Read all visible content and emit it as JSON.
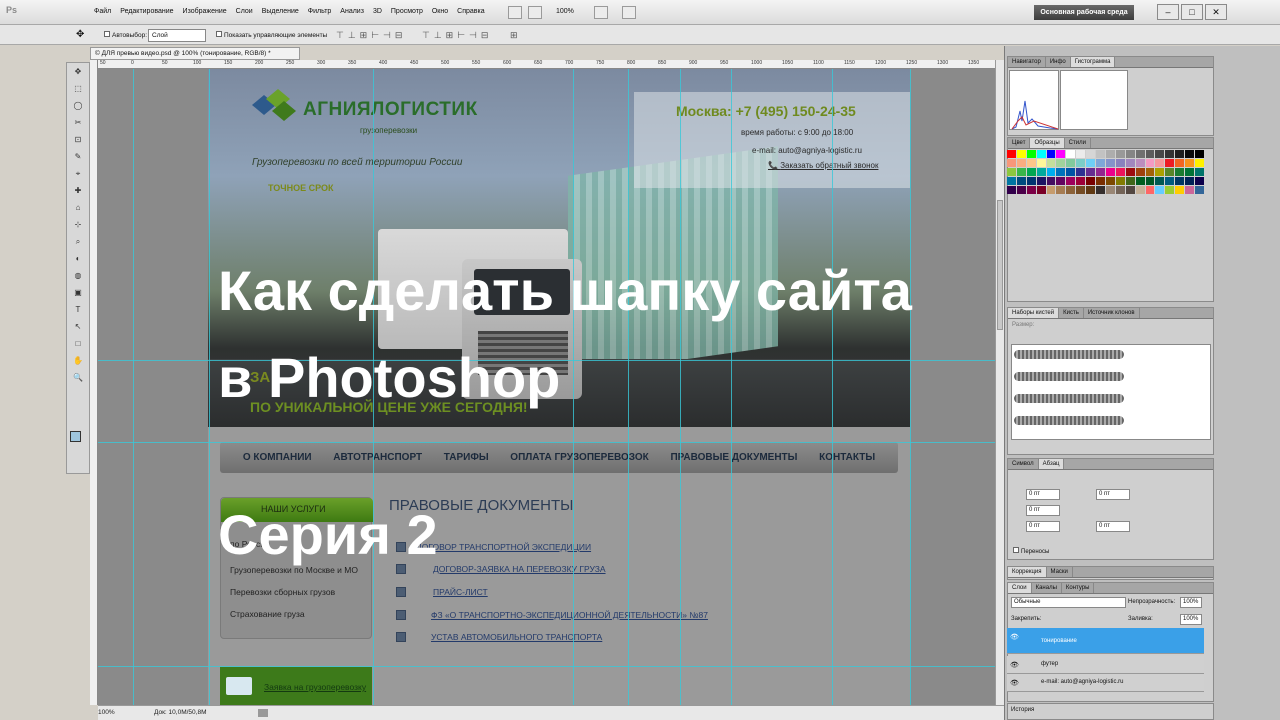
{
  "app": {
    "logo": "Ps",
    "workspace": "Основная рабочая среда",
    "zoom": "100%"
  },
  "menu": [
    "Файл",
    "Редактирование",
    "Изображение",
    "Слои",
    "Выделение",
    "Фильтр",
    "Анализ",
    "3D",
    "Просмотр",
    "Окно",
    "Справка"
  ],
  "options": {
    "autoselect": "Автовыбор:",
    "layer_value": "Слой",
    "show_controls": "Показать управляющие элементы"
  },
  "doc_tab": "© ДЛЯ превью видео.psd @ 100% (тонирование, RGB/8) *",
  "ruler_marks": [
    "50",
    "0",
    "50",
    "100",
    "150",
    "200",
    "250",
    "300",
    "350",
    "400",
    "450",
    "500",
    "550",
    "600",
    "650",
    "700",
    "750",
    "800",
    "850",
    "900",
    "950",
    "1000",
    "1050",
    "1100",
    "1150",
    "1200",
    "1250",
    "1300",
    "1350",
    "1400"
  ],
  "site": {
    "logo_text": "АГНИЯЛОГИСТИК",
    "logo_sub": "грузоперевозки",
    "tagline": "Грузоперевозки по всей территории России",
    "exact": "ТОЧНОЕ СРОК",
    "phone": "Москва: +7 (495) 150-24-35",
    "hours": "время работы: с 9:00 до 18:00",
    "email": "e-mail: auto@agniya-logistic.ru",
    "callback": "Заказать обратный звонок",
    "slogan1": "ЗА",
    "slogan2": "ПО УНИКАЛЬНОЙ ЦЕНЕ УЖЕ СЕГОДНЯ!",
    "nav": [
      "О КОМПАНИИ",
      "АВТОТРАНСПОРТ",
      "ТАРИФЫ",
      "ОПЛАТА ГРУЗОПЕРЕВОЗОК",
      "ПРАВОВЫЕ ДОКУМЕНТЫ",
      "КОНТАКТЫ"
    ],
    "services_title": "НАШИ УСЛУГИ",
    "services": [
      "по России",
      "Грузоперевозки по Москве и МО",
      "Перевозки сборных грузов",
      "Страхование груза"
    ],
    "docs_title": "ПРАВОВЫЕ ДОКУМЕНТЫ",
    "docs": [
      "ДОГОВОР ТРАНСПОРТНОЙ ЭКСПЕДИЦИИ",
      "ДОГОВОР-ЗАЯВКА НА ПЕРЕВОЗКУ ГРУЗА",
      "ПРАЙС-ЛИСТ",
      "ФЗ «О ТРАНСПОРТНО-ЭКСПЕДИЦИОННОЙ ДЕЯТЕЛЬНОСТИ» №87",
      "УСТАВ АВТОМОБИЛЬНОГО ТРАНСПОРТА"
    ],
    "app_link": "Заявка на грузоперевозку"
  },
  "overlay": {
    "line1": "Как сделать шапку сайта",
    "line2": "в Photoshop",
    "series": "Серия 2"
  },
  "status": {
    "zoom": "100%",
    "doc": "Док: 10,0M/50,8M"
  },
  "panels": {
    "nav_tabs": [
      "Навигатор",
      "Инфо",
      "Гистограмма"
    ],
    "color_tabs": [
      "Цвет",
      "Образцы",
      "Стили"
    ],
    "brush_tabs": [
      "Наборы кистей",
      "Кисть",
      "Источник клонов"
    ],
    "brush_size": "Размер:",
    "type_tabs": [
      "Символ",
      "Абзац"
    ],
    "para_values": [
      "0 пт",
      "0 пт",
      "0 пт",
      "0 пт",
      "0 пт"
    ],
    "hyphen": "Переносы",
    "adj_tabs": [
      "Коррекция",
      "Маски"
    ],
    "layer_tabs": [
      "Слои",
      "Каналы",
      "Контуры"
    ],
    "blend": "Обычные",
    "opacity_label": "Непрозрачность:",
    "opacity": "100%",
    "lock": "Закрепить:",
    "fill_label": "Заливка:",
    "fill": "100%",
    "layers": [
      "тонирование",
      "футер",
      "e-mail: auto@agniya-logistic.ru"
    ],
    "history": "История"
  },
  "swatch_colors": [
    "#ff0000",
    "#ffff00",
    "#00ff00",
    "#00ffff",
    "#0000ff",
    "#ff00ff",
    "#ffffff",
    "#ebebeb",
    "#d6d6d6",
    "#c2c2c2",
    "#adadad",
    "#999999",
    "#858585",
    "#707070",
    "#5c5c5c",
    "#474747",
    "#333333",
    "#1f1f1f",
    "#0a0a0a",
    "#000000",
    "#f7977a",
    "#f9ad81",
    "#fdc68a",
    "#fff79a",
    "#c4df9b",
    "#a2d39c",
    "#82ca9d",
    "#7bcdc8",
    "#6ecff6",
    "#7ea7d8",
    "#8493ca",
    "#8882be",
    "#a187be",
    "#bc8dbf",
    "#f49ac2",
    "#f6989d",
    "#ed1c24",
    "#f26522",
    "#f7941d",
    "#fff200",
    "#8dc73f",
    "#39b54a",
    "#00a651",
    "#00a99d",
    "#00aeef",
    "#0072bc",
    "#0054a6",
    "#2e3192",
    "#662d91",
    "#92278f",
    "#ec008c",
    "#ed145b",
    "#9e0b0f",
    "#a0410d",
    "#a36209",
    "#aba000",
    "#598527",
    "#1a7b30",
    "#007236",
    "#00746b",
    "#0076a3",
    "#004b80",
    "#003471",
    "#1b1464",
    "#440e62",
    "#630460",
    "#9e005d",
    "#9e0039",
    "#790000",
    "#7b2e00",
    "#7d4900",
    "#827b00",
    "#406618",
    "#005e20",
    "#005826",
    "#005952",
    "#005b7f",
    "#003663",
    "#002157",
    "#0d004c",
    "#32004b",
    "#4b0049",
    "#7b0046",
    "#7a0026",
    "#c69c6d",
    "#a67c52",
    "#8c6239",
    "#754c24",
    "#603913",
    "#362f2d",
    "#998675",
    "#736357",
    "#534741",
    "#c7b299",
    "#ff6666",
    "#66ccff",
    "#99cc33",
    "#ffcc00",
    "#cc6699",
    "#336699"
  ]
}
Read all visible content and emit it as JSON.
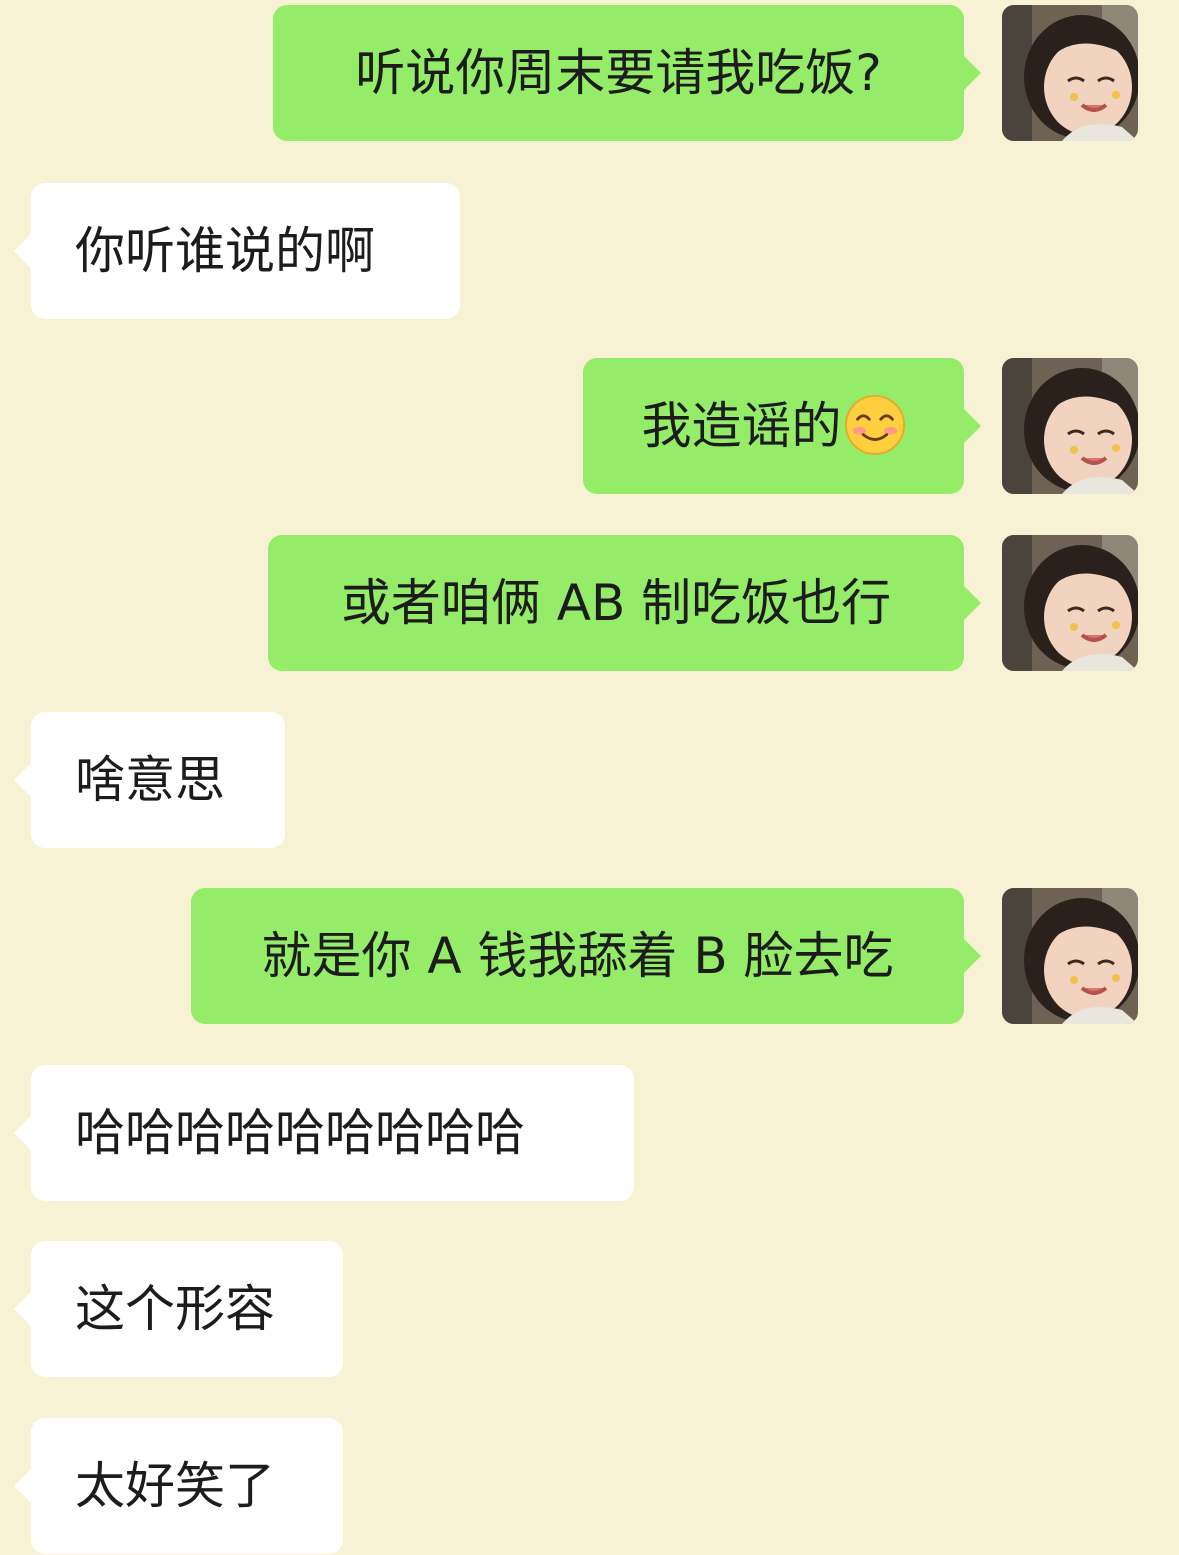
{
  "conversation": {
    "messages": [
      {
        "side": "out",
        "text": "听说你周末要请我吃饭?"
      },
      {
        "side": "in",
        "text": "你听谁说的啊"
      },
      {
        "side": "out",
        "text": "我造谣的",
        "emoji": "smiling-face-with-blush"
      },
      {
        "side": "out",
        "text": "或者咱俩 AB 制吃饭也行"
      },
      {
        "side": "in",
        "text": "啥意思"
      },
      {
        "side": "out",
        "text": "就是你 A 钱我舔着 B 脸去吃"
      },
      {
        "side": "in",
        "text": "哈哈哈哈哈哈哈哈哈"
      },
      {
        "side": "in",
        "text": "这个形容"
      },
      {
        "side": "in",
        "text": "太好笑了"
      }
    ]
  },
  "colors": {
    "background": "#f7f2d4",
    "outgoing_bubble": "#95ec69",
    "incoming_bubble": "#ffffff",
    "text": "#1c1c1c"
  },
  "icons": {
    "avatar": "user-photo-avatar",
    "emoji": "smiling-face-with-blush"
  }
}
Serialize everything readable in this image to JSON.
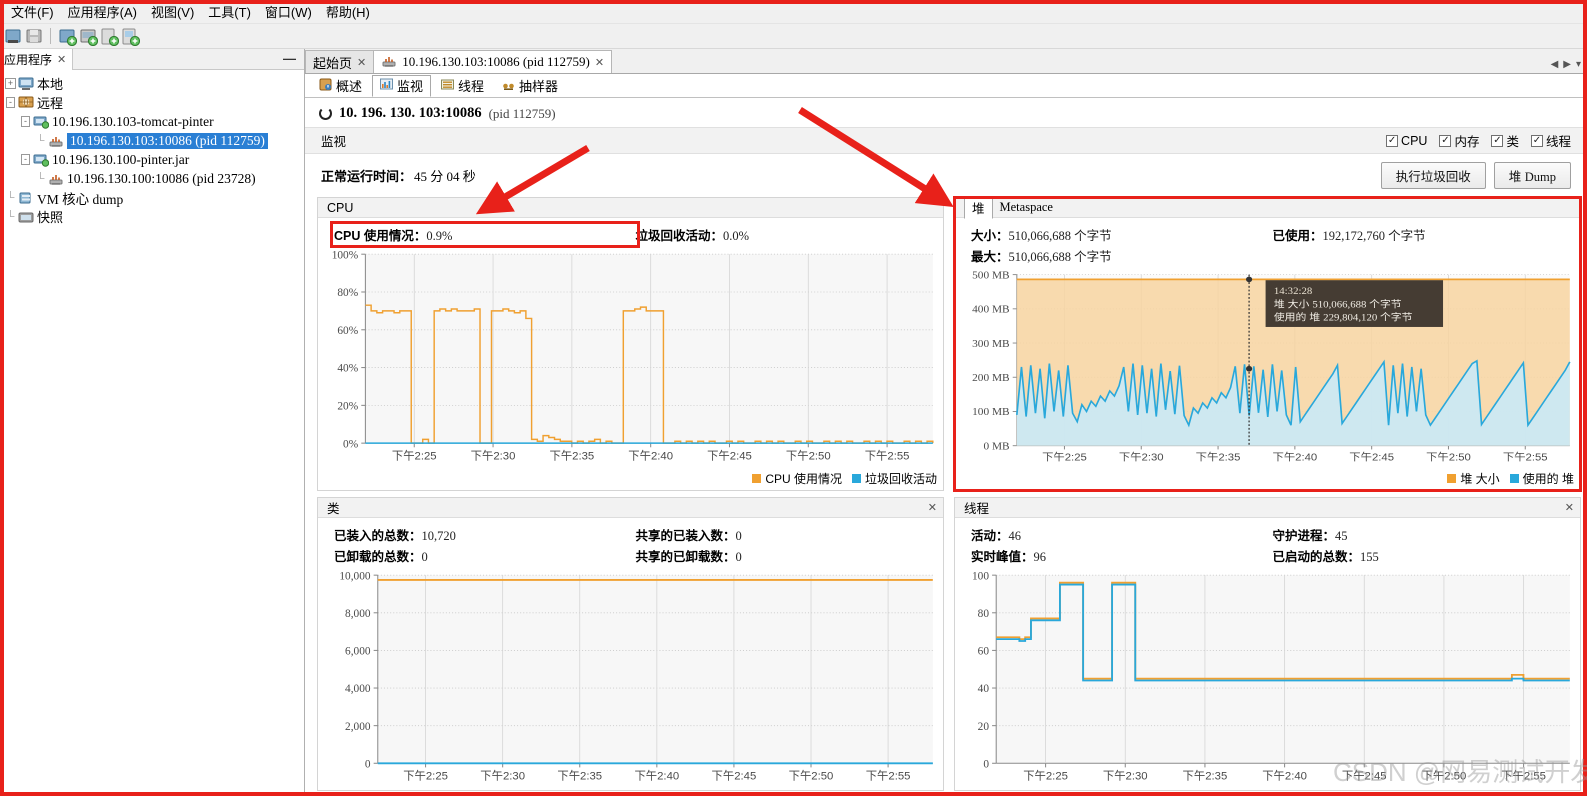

_ _ _ _

Task.
Transcribe all of the material exactly, leaving out whatever pictures it contains.

Reply to the exercise.
Read all visible content and emit it as JSON.
{
  "app": {
    "logo": "Ps",
    "workspace": "Основная рабочая среда",
    "zoom": "100%"
  },
  "menu": [
    "Файл",
    "Редактирование",
    "Изображение",
    "Слои",
    "Выделение",
    "Фильтр",
    "Анализ",
    "3D",
    "Просмотр",
    "Окно",
    "Справка"
  ],
  "options": {
    "autoselect": "Автовыбор:",
    "layer_value": "Слой",
    "show_controls": "Показать управляющие элементы"
  },
  "doc_tab": "© ДЛЯ превью видео.psd @ 100% (тонирование, RGB/8) *",
  "ruler_marks": [
    "50",
    "0",
    "50",
    "100",
    "150",
    "200",
    "250",
    "300",
    "350",
    "400",
    "450",
    "500",
    "550",
    "600",
    "650",
    "700",
    "750",
    "800",
    "850",
    "900",
    "950",
    "1000",
    "1050",
    "1100",
    "1150",
    "1200",
    "1250",
    "1300",
    "1350",
    "1400"
  ],
  "site": {
    "logo_text": "АГНИЯЛОГИСТИК",
    "logo_sub": "грузоперевозки",
    "tagline": "Грузоперевозки по всей территории России",
    "exact": "ТОЧНОЕ СРОК",
    "phone": "Москва: +7 (495) 150-24-35",
    "hours": "время работы: с 9:00 до 18:00",
    "email": "e-mail: auto@agniya-logistic.ru",
    "callback": "Заказать обратный звонок",
    "slogan1": "ЗА",
    "slogan2": "ПО УНИКАЛЬНОЙ ЦЕНЕ УЖЕ СЕГОДНЯ!",
    "nav": [
      "О КОМПАНИИ",
      "АВТОТРАНСПОРТ",
      "ТАРИФЫ",
      "ОПЛАТА ГРУЗОПЕРЕВОЗОК",
      "ПРАВОВЫЕ ДОКУМЕНТЫ",
      "КОНТАКТЫ"
    ],
    "services_title": "НАШИ УСЛУГИ",
    "services": [
      "по России",
      "Грузоперевозки по Москве и МО",
      "Перевозки сборных грузов",
      "Страхование груза"
    ],
    "docs_title": "ПРАВОВЫЕ ДОКУМЕНТЫ",
    "docs": [
      "ДОГОВОР ТРАНСПОРТНОЙ ЭКСПЕДИЦИИ",
      "ДОГОВОР-ЗАЯВКА НА ПЕРЕВОЗКУ ГРУЗА",
      "ПРАЙС-ЛИСТ",
      "ФЗ «О ТРАНСПОРТНО-ЭКСПЕДИЦИОННОЙ ДЕЯТЕЛЬНОСТИ» №87",
      "УСТАВ АВТОМОБИЛЬНОГО ТРАНСПОРТА"
    ],
    "app_link": "Заявка на грузоперевозку"
  },
  "overlay": {
    "line1": "Как сделать шапку сайта",
    "line2": "в Photoshop",
    "series": "Серия 2"
  },
  "status": {
    "zoom": "100%",
    "doc": "Док: 10,0M/50,8M"
  },
  "panels": {
    "nav_tabs": [
      "Навигатор",
      "Инфо",
      "Гистограмма"
    ],
    "color_tabs": [
      "Цвет",
      "Образцы",
      "Стили"
    ],
    "brush_tabs": [
      "Наборы кистей",
      "Кисть",
      "Источник клонов"
    ],
    "brush_size": "Размер:",
    "type_tabs": [
      "Символ",
      "Абзац"
    ],
    "para_values": [
      "0 пт",
      "0 пт",
      "0 пт",
      "0 пт",
      "0 пт"
    ],
    "hyphen": "Переносы",
    "adj_tabs": [
      "Коррекция",
      "Маски"
    ],
    "layer_tabs": [
      "Слои",
      "Каналы",
      "Контуры"
    ],
    "blend": "Обычные",
    "opacity_label": "Непрозрачность:",
    "opacity": "100%",
    "lock": "Закрепить:",
    "fill_label": "Заливка:",
    "fill": "100%",
    "layers": [
      "тонирование",
      "футер",
      "e-mail: auto@agniya-logistic.ru"
    ],
    "history": "История"
  },
  "swatch_colors": [
    "#ff0000",
    "#ffff00",
    "#00ff00",
    "#00ffff",
    "#0000ff",
    "#ff00ff",
    "#ffffff",
    "#ebebeb",
    "#d6d6d6",
    "#c2c2c2",
    "#adadad",
    "#999999",
    "#858585",
    "#707070",
    "#5c5c5c",
    "#474747",
    "#333333",
    "#1f1f1f",
    "#0a0a0a",
    "#000000",
    "#f7977a",
    "#f9ad81",
    "#fdc68a",
    "#fff79a",
    "#c4df9b",
    "#a2d39c",
    "#82ca9d",
    "#7bcdc8",
    "#6ecff6",
    "#7ea7d8",
    "#8493ca",
    "#8882be",
    "#a187be",
    "#bc8dbf",
    "#f49ac2",
    "#f6989d",
    "#ed1c24",
    "#f26522",
    "#f7941d",
    "#fff200",
    "#8dc73f",
    "#39b54a",
    "#00a651",
    "#00a99d",
    "#00aeef",
    "#0072bc",
    "#0054a6",
    "#2e3192",
    "#662d91",
    "#92278f",
    "#ec008c",
    "#ed145b",
    "#9e0b0f",
    "#a0410d",
    "#a36209",
    "#aba000",
    "#598527",
    "#1a7b30",
    "#007236",
    "#00746b",
    "#0076a3",
    "#004b80",
    "#003471",
    "#1b1464",
    "#440e62",
    "#630460",
    "#9e005d",
    "#9e0039",
    "#790000",
    "#7b2e00",
    "#7d4900",
    "#827b00",
    "#406618",
    "#005e20",
    "#005826",
    "#005952",
    "#005b7f",
    "#003663",
    "#002157",
    "#0d004c",
    "#32004b",
    "#4b0049",
    "#7b0046",
    "#7a0026",
    "#c69c6d",
    "#a67c52",
    "#8c6239",
    "#754c24",
    "#603913",
    "#362f2d",
    "#998675",
    "#736357",
    "#534741",
    "#c7b299",
    "#ff6666",
    "#66ccff",
    "#99cc33",
    "#ffcc00",
    "#cc6699",
    "#336699"
  ]
}
Read all visible content and emit it as JSON.
{
  "conversation": {
    "messages": [
      {
        "side": "out",
        "text": "听说你周末要请我吃饭?"
      },
      {
        "side": "in",
        "text": "你听谁说的啊"
      },
      {
        "side": "out",
        "text": "我造谣的",
        "emoji": "smiling-face-with-blush"
      },
      {
        "side": "out",
        "text": "或者咱俩 AB 制吃饭也行"
      },
      {
        "side": "in",
        "text": "啥意思"
      },
      {
        "side": "out",
        "text": "就是你 A 钱我舔着 B 脸去吃"
      },
      {
        "side": "in",
        "text": "哈哈哈哈哈哈哈哈哈"
      },
      {
        "side": "in",
        "text": "这个形容"
      },
      {
        "side": "in",
        "text": "太好笑了"
      }
    ]
  },
  "colors": {
    "background": "#f7f2d4",
    "outgoing_bubble": "#95ec69",
    "incoming_bubble": "#ffffff",
    "text": "#1c1c1c"
  },
  "icons": {
    "avatar": "user-photo-avatar",
    "emoji": "smiling-face-with-blush"
  }
}
Serialize everything readable in this image to JSON.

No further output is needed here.